*Set exercise:* In the listing that follows, count each line where the word "have" appears; write nothing but the count.

[Data items]
■ ■ ■ ■ ■

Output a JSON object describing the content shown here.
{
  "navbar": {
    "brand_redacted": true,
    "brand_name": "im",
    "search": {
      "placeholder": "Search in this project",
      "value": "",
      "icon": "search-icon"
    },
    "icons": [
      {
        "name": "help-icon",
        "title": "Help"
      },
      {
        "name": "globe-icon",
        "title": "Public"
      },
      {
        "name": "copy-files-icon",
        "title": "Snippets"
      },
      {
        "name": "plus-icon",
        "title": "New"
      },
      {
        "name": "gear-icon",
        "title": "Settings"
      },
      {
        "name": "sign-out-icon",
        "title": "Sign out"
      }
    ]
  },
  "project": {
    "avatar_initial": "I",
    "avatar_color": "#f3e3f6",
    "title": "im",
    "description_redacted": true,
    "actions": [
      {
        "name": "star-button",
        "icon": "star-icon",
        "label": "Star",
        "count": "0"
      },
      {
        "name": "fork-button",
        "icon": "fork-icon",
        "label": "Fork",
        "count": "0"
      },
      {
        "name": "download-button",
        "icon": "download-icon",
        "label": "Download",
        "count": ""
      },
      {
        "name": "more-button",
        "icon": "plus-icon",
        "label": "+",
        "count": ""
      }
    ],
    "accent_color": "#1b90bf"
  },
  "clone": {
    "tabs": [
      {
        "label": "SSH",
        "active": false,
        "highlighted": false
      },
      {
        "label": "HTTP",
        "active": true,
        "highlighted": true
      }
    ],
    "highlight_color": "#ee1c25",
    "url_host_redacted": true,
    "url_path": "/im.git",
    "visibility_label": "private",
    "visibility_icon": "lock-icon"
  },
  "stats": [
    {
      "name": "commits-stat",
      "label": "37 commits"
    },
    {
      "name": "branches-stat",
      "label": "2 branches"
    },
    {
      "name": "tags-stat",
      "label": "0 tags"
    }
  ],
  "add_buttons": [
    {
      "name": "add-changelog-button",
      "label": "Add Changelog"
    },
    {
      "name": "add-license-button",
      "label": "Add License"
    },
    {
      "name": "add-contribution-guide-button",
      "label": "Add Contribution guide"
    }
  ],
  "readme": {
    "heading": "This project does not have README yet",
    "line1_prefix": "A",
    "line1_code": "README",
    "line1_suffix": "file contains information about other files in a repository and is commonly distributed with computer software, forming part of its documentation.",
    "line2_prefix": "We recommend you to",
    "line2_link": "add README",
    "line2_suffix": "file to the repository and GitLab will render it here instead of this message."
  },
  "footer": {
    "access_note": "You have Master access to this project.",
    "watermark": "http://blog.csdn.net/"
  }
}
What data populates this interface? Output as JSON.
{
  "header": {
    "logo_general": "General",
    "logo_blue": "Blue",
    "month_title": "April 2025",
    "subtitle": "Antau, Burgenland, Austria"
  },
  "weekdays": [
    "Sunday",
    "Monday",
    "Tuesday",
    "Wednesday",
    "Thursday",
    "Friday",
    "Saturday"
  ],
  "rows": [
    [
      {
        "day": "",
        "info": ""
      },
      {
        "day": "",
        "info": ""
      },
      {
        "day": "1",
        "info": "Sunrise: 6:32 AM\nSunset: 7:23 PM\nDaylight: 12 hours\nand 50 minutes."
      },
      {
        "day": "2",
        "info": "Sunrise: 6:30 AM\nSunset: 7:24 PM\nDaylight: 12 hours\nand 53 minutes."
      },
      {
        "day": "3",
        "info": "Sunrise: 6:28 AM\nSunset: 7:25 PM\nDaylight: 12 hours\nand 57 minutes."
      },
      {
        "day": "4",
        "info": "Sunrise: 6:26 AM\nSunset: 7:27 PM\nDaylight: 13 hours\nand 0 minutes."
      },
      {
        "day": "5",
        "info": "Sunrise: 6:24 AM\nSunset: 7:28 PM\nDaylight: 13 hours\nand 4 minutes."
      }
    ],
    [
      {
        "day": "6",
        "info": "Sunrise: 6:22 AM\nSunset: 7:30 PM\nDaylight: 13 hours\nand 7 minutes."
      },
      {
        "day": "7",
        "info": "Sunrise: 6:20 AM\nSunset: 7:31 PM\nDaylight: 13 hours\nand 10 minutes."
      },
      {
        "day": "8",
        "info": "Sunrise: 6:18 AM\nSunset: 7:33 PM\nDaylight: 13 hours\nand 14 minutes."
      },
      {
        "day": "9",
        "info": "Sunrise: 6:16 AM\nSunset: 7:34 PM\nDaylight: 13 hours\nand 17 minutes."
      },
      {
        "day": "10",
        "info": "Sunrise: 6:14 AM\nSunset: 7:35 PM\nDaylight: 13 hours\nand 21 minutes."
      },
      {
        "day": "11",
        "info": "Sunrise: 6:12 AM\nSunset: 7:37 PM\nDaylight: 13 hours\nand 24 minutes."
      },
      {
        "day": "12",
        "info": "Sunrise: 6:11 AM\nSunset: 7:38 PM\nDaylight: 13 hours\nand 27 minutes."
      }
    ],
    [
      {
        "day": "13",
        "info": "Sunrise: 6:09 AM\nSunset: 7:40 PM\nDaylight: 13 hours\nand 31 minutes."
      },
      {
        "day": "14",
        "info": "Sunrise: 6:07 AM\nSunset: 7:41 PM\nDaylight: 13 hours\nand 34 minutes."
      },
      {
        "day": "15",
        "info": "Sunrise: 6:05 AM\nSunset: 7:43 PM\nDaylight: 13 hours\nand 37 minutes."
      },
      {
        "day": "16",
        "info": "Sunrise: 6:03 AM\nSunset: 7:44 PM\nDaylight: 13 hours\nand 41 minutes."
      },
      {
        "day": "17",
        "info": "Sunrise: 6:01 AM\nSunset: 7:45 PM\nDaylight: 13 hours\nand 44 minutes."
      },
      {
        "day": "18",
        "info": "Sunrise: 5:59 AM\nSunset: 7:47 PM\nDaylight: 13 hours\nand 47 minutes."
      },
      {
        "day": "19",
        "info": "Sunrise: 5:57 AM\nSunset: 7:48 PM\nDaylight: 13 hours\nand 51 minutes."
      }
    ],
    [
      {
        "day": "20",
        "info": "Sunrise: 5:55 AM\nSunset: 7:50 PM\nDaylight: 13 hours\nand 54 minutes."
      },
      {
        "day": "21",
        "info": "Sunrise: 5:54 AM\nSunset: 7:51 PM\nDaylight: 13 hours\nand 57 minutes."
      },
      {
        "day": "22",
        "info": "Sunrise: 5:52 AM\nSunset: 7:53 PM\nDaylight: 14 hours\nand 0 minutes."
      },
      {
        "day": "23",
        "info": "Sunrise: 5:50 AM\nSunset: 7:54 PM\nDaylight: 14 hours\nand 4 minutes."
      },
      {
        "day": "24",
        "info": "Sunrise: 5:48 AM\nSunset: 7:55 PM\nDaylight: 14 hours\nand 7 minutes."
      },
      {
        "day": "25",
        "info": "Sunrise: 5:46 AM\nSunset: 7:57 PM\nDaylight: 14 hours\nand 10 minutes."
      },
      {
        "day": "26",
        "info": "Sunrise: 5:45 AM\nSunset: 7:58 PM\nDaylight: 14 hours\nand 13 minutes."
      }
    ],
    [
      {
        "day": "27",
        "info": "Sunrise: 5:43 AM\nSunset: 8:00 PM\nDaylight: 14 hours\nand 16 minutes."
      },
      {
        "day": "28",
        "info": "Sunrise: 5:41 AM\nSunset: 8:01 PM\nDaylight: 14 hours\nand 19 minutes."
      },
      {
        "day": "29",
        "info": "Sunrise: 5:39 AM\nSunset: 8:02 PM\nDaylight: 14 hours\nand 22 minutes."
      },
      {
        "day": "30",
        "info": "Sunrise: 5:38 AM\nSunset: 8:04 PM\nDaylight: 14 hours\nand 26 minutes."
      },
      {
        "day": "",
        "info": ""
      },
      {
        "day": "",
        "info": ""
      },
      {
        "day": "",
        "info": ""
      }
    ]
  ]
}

■ ■ ■ ■ ■

*Final result:* 2